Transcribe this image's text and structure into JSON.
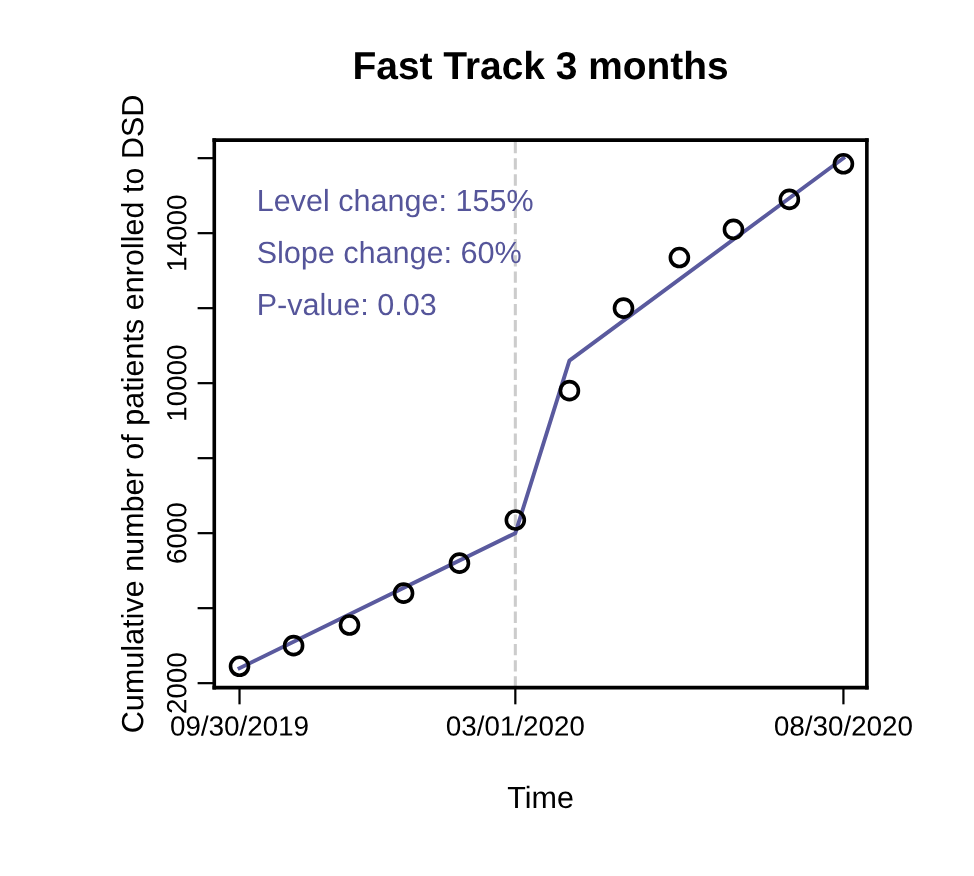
{
  "chart_data": {
    "type": "scatter",
    "title": "Fast Track 3 months",
    "xlabel": "Time",
    "ylabel": "Cumulative number of patients enrolled to DSD",
    "series": [
      {
        "color": "#000000",
        "marker": "circle",
        "x": [
          "2019-09-30",
          "2019-10-30",
          "2019-11-30",
          "2019-12-30",
          "2020-01-30",
          "2020-03-01",
          "2020-03-31",
          "2020-04-30",
          "2020-05-31",
          "2020-06-30",
          "2020-07-31",
          "2020-08-30"
        ],
        "values": [
          2450,
          3000,
          3550,
          4400,
          5200,
          6350,
          9800,
          12000,
          13350,
          14100,
          14900,
          15850
        ]
      },
      {
        "type": "line",
        "color": "#5a5a9e",
        "marker": "none",
        "line_style": "solid",
        "x": [
          "2019-09-30",
          "2020-03-01",
          "2020-03-31",
          "2020-08-30"
        ],
        "values": [
          2400,
          6000,
          10600,
          16000
        ]
      }
    ],
    "xlim": [
      "2019-09-16",
      "2020-09-12"
    ],
    "ylim": [
      1880,
      16480
    ],
    "xticks": [
      {
        "value": "2019-09-30",
        "label": "09/30/2019"
      },
      {
        "value": "2020-03-01",
        "label": "03/01/2020"
      },
      {
        "value": "2020-08-30",
        "label": "08/30/2020"
      }
    ],
    "yticks": [
      2000,
      {
        "value": 4000,
        "label": null
      },
      6000,
      {
        "value": 8000,
        "label": null
      },
      10000,
      {
        "value": 12000,
        "label": null
      },
      14000,
      {
        "value": 16000,
        "label": null
      }
    ],
    "ref_lines": [
      {
        "axis": "x",
        "value": "2020-03-01",
        "label": null,
        "color": "#cccccc",
        "line_style": "dashed"
      }
    ],
    "annotations": [
      "Level change: 155%",
      "Slope change: 60%",
      "P-value: 0.03"
    ]
  }
}
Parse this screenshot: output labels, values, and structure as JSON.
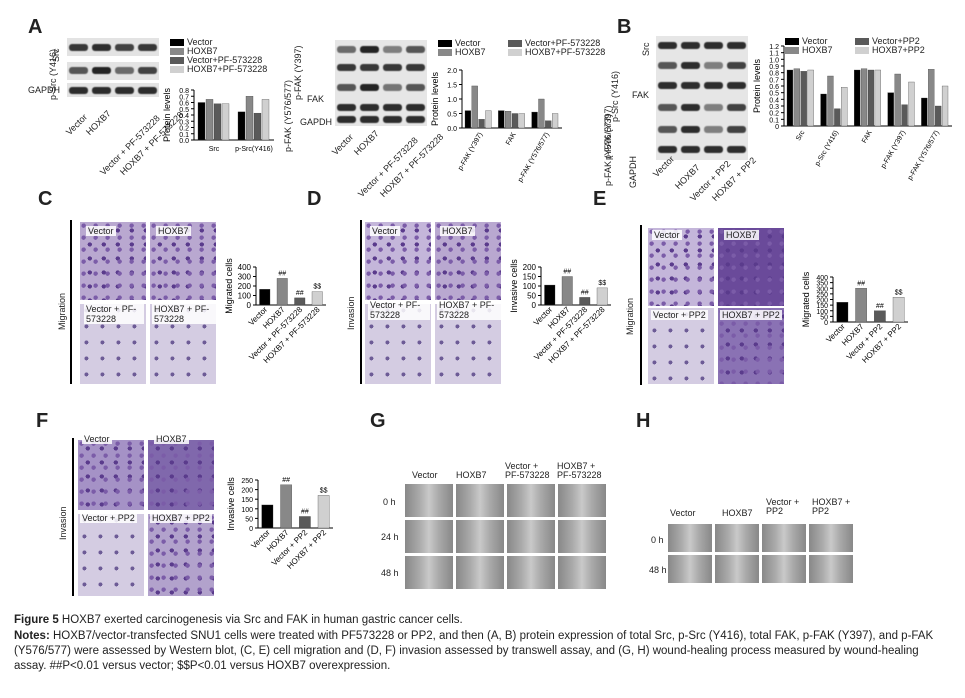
{
  "panels": {
    "A": "A",
    "B": "B",
    "C": "C",
    "D": "D",
    "E": "E",
    "F": "F",
    "G": "G",
    "H": "H"
  },
  "blot_rows": {
    "A": [
      "Src",
      "p-Src (Y416)",
      "GAPDH"
    ],
    "A2": [
      "p-FAK (Y397)",
      "FAK",
      "p-FAK (Y576/577)",
      "GAPDH"
    ],
    "B": [
      "Src",
      "p-Src (Y416)",
      "FAK",
      "p-FAK (Y397)",
      "p-FAK (Y576/577)",
      "GAPDH"
    ]
  },
  "blot_cols_pf": [
    "Vector",
    "HOXB7",
    "Vector + PF-573228",
    "HOXB7 + PF-573228"
  ],
  "blot_cols_pp2": [
    "Vector",
    "HOXB7",
    "Vector + PP2",
    "HOXB7 + PP2"
  ],
  "legends": {
    "pf": [
      "Vector",
      "HOXB7",
      "Vector+PF-573228",
      "HOXB7+PF-573228"
    ],
    "pp2": [
      "Vector",
      "Vector+PP2",
      "HOXB7",
      "HOXB7+PP2"
    ]
  },
  "colors": {
    "vector": "#000000",
    "hoxb7": "#888888",
    "treat": "#5a5a5a",
    "hoxtreat": "#d0d0d0"
  },
  "axis_labels": {
    "protein": "Protein levels",
    "migrated": "Migrated cells",
    "invasive": "Invasive cells",
    "migration": "Migration",
    "invasion": "Invasion"
  },
  "micro_labels": {
    "vector": "Vector",
    "hoxb7": "HOXB7",
    "vec_pf": "Vector + PF-573228",
    "hox_pf": "HOXB7 + PF-573228",
    "vec_pp2": "Vector + PP2",
    "hox_pp2": "HOXB7 + PP2"
  },
  "wound_times_G": [
    "0 h",
    "24 h",
    "48 h"
  ],
  "wound_times_H": [
    "0 h",
    "48 h"
  ],
  "sig": {
    "hash": "##",
    "dollar": "$$"
  },
  "chart_data": [
    {
      "type": "bar",
      "panel": "A-left",
      "categories": [
        "Src",
        "p-Src(Y416)"
      ],
      "series": [
        {
          "name": "Vector",
          "values": [
            0.6,
            0.45
          ]
        },
        {
          "name": "HOXB7",
          "values": [
            0.65,
            0.7
          ]
        },
        {
          "name": "Vector+PF-573228",
          "values": [
            0.58,
            0.43
          ]
        },
        {
          "name": "HOXB7+PF-573228",
          "values": [
            0.58,
            0.65
          ]
        }
      ],
      "ylabel": "Protein levels",
      "ylim": [
        0,
        0.8
      ],
      "yticks": [
        "0.0",
        "0.1",
        "0.2",
        "0.3",
        "0.4",
        "0.5",
        "0.6",
        "0.7",
        "0.8"
      ]
    },
    {
      "type": "bar",
      "panel": "A-right",
      "categories": [
        "p-FAK (Y397)",
        "FAK",
        "p-FAK (Y576/577)"
      ],
      "series": [
        {
          "name": "Vector",
          "values": [
            0.6,
            0.6,
            0.55
          ]
        },
        {
          "name": "HOXB7",
          "values": [
            1.45,
            0.58,
            1.0
          ]
        },
        {
          "name": "Vector+PF-573228",
          "values": [
            0.3,
            0.5,
            0.25
          ]
        },
        {
          "name": "HOXB7+PF-573228",
          "values": [
            0.6,
            0.5,
            0.5
          ]
        }
      ],
      "ylabel": "Protein levels",
      "ylim": [
        0,
        2.0
      ],
      "yticks": [
        "0.0",
        "0.5",
        "1.0",
        "1.5",
        "2.0"
      ]
    },
    {
      "type": "bar",
      "panel": "B",
      "categories": [
        "Src",
        "p-Src (Y416)",
        "FAK",
        "p-FAK (Y397)",
        "p-FAK (Y576/577)"
      ],
      "series": [
        {
          "name": "Vector",
          "values": [
            0.84,
            0.48,
            0.84,
            0.5,
            0.42
          ]
        },
        {
          "name": "HOXB7",
          "values": [
            0.86,
            0.75,
            0.86,
            0.78,
            0.85
          ]
        },
        {
          "name": "Vector+PP2",
          "values": [
            0.82,
            0.26,
            0.84,
            0.32,
            0.3
          ]
        },
        {
          "name": "HOXB7+PP2",
          "values": [
            0.84,
            0.58,
            0.84,
            0.66,
            0.6
          ]
        }
      ],
      "ylabel": "Protein levels",
      "ylim": [
        0,
        1.2
      ],
      "yticks": [
        "0",
        "0.1",
        "0.2",
        "0.3",
        "0.4",
        "0.5",
        "0.6",
        "0.7",
        "0.8",
        "0.9",
        "1.0",
        "1.1",
        "1.2"
      ]
    },
    {
      "type": "bar",
      "panel": "C",
      "categories": [
        "Vector",
        "HOXB7",
        "Vector + PF-573228",
        "HOXB7 + PF-573228"
      ],
      "values": [
        165,
        280,
        75,
        140
      ],
      "ylabel": "Migrated cells",
      "ylim": [
        0,
        400
      ],
      "yticks": [
        "0",
        "100",
        "200",
        "300",
        "400"
      ]
    },
    {
      "type": "bar",
      "panel": "D",
      "categories": [
        "Vector",
        "HOXB7",
        "Vector + PF-573228",
        "HOXB7 + PF-573228"
      ],
      "values": [
        105,
        150,
        40,
        90
      ],
      "ylabel": "Invasive cells",
      "ylim": [
        0,
        200
      ],
      "yticks": [
        "0",
        "50",
        "100",
        "150",
        "200"
      ]
    },
    {
      "type": "bar",
      "panel": "E",
      "categories": [
        "Vector",
        "HOXB7",
        "Vector + PP2",
        "HOXB7 + PP2"
      ],
      "values": [
        175,
        300,
        100,
        220
      ],
      "ylabel": "Migrated cells",
      "ylim": [
        0,
        400
      ],
      "yticks": [
        "0",
        "50",
        "100",
        "150",
        "200",
        "250",
        "300",
        "350",
        "400"
      ]
    },
    {
      "type": "bar",
      "panel": "F",
      "categories": [
        "Vector",
        "HOXB7",
        "Vector + PP2",
        "HOXB7 + PP2"
      ],
      "values": [
        120,
        225,
        60,
        170
      ],
      "ylabel": "Invasive cells",
      "ylim": [
        0,
        250
      ],
      "yticks": [
        "0",
        "50",
        "100",
        "150",
        "200",
        "250"
      ]
    }
  ],
  "caption": {
    "title_bold": "Figure 5",
    "title": " HOXB7 exerted carcinogenesis via Src and FAK in human gastric cancer cells.",
    "notes_bold": "Notes:",
    "notes": " HOXB7/vector-transfected SNU1 cells were treated with PF573228 or PP2, and then (A, B) protein expression of total Src, p-Src (Y416), total FAK, p-FAK (Y397), and p-FAK (Y576/577) were assessed by Western blot, (C, E) cell migration and (D, F) invasion assessed by transwell assay, and (G, H) wound-healing process measured by wound-healing assay. ##P<0.01 versus vector; $$P<0.01 versus HOXB7 overexpression."
  }
}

→ Assignment
Check each line of the listing above, and copy it if it contains the word "this".

→ Your solution
Transcribe this image's text and structure into JSON.
Parse this screenshot: output labels, values, and structure as JSON.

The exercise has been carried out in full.